# Exercise aim
Identify every line in the records below that contains the word "июль", and copy each of those lines.

# Supplied material
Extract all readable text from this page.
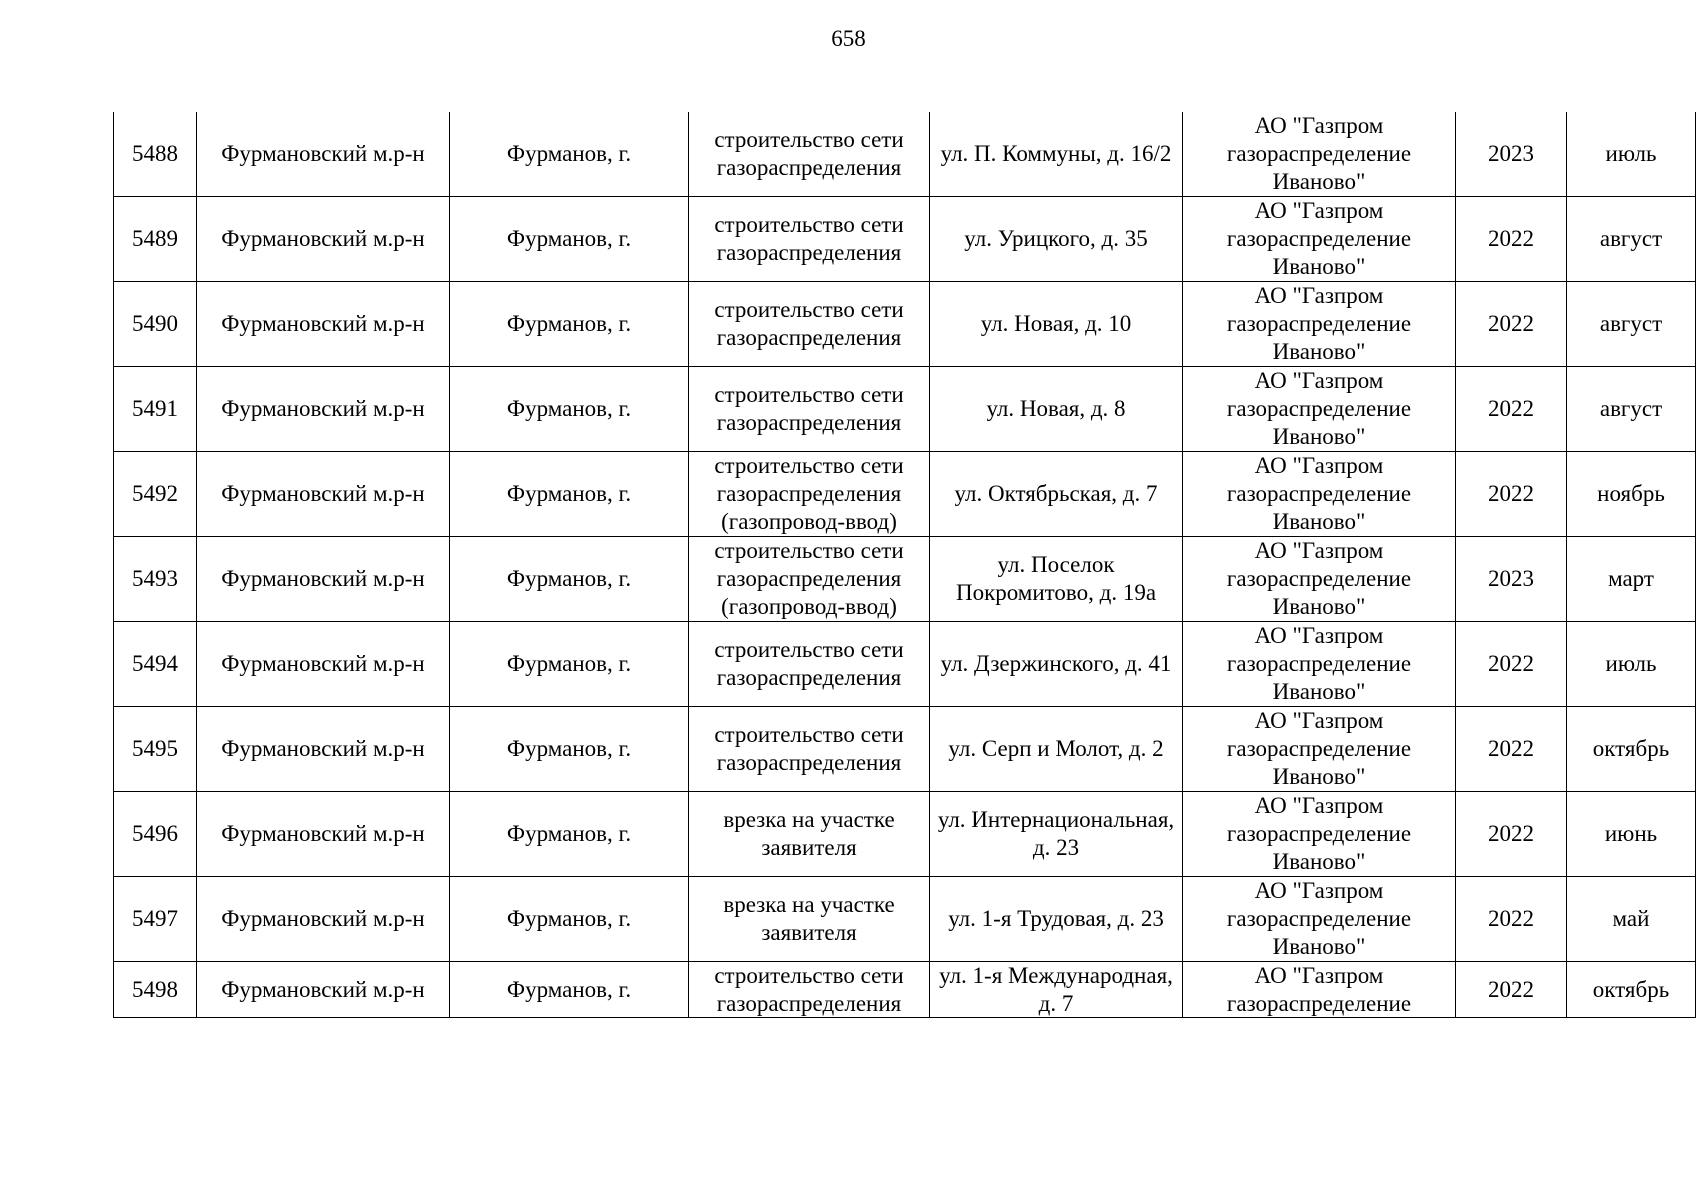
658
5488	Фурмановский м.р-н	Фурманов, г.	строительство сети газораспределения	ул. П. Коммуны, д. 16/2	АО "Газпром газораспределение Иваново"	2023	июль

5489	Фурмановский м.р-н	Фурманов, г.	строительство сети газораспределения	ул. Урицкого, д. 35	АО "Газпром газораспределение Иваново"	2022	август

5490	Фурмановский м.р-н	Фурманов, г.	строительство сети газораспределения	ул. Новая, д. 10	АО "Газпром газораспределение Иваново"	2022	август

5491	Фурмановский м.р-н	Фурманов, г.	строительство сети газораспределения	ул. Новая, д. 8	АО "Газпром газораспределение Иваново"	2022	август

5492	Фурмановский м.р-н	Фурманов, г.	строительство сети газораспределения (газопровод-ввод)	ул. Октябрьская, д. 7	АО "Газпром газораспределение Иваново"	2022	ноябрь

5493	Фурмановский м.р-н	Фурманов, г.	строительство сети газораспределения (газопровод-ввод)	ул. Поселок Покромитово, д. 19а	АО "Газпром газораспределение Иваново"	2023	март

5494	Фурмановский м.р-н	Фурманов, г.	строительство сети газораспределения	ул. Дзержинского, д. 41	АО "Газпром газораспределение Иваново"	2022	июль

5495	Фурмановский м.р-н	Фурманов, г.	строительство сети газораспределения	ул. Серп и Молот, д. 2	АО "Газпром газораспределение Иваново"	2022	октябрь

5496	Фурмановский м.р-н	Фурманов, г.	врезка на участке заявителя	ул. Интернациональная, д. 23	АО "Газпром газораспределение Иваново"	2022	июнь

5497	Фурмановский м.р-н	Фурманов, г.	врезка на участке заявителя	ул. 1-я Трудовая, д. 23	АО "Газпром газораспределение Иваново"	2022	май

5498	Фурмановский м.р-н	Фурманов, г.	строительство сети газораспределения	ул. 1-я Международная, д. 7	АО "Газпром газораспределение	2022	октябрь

# Exercise output
5488	Фурмановский м.р-н	Фурманов, г.	строительство сети газораспределения	ул. П. Коммуны, д. 16/2	АО "Газпром газораспределение Иваново"	2023	июль
5494	Фурмановский м.р-н	Фурманов, г.	строительство сети газораспределения	ул. Дзержинского, д. 41	АО "Газпром газораспределение Иваново"	2022	июль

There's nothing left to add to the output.